▸ **What to do**
Reproduce the listing below in its entirety. Change nothing.

--------------------------------------------------

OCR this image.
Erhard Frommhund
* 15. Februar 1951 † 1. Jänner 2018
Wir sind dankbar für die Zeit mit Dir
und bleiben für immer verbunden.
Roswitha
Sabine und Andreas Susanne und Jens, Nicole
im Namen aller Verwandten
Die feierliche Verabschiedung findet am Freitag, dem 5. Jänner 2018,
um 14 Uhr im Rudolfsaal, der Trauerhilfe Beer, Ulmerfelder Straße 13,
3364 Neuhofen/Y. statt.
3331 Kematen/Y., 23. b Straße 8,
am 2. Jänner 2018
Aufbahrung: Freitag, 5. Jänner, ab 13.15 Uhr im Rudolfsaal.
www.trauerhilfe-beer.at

--------------------------------------------------

▸ **The completed task**
OCR this image.
Erhard Frommhund
* 15. Februar 1951 † 1. Jänner 2018
Wir sind dankbar für die Zeit mit Dir
und bleiben für immer verbunden.
Roswitha
Sabine und Andreas Susanne und Jens, Nicole
im Namen aller Verwandten
Die feierliche Verabschiedung findet am Freitag, dem 5. Jänner 2018,
um 14 Uhr im Rudolfsaal, der Trauerhilfe Beer, Ulmerfelder Straße 13,
3364 Neuhofen/Y. statt.
3331 Kematen/Y., 23. b Straße 8,
am 2. Jänner 2018
Aufbahrung: Freitag, 5. Jänner, ab 13.15 Uhr im Rudolfsaal.
www.trauerhilfe-beer.at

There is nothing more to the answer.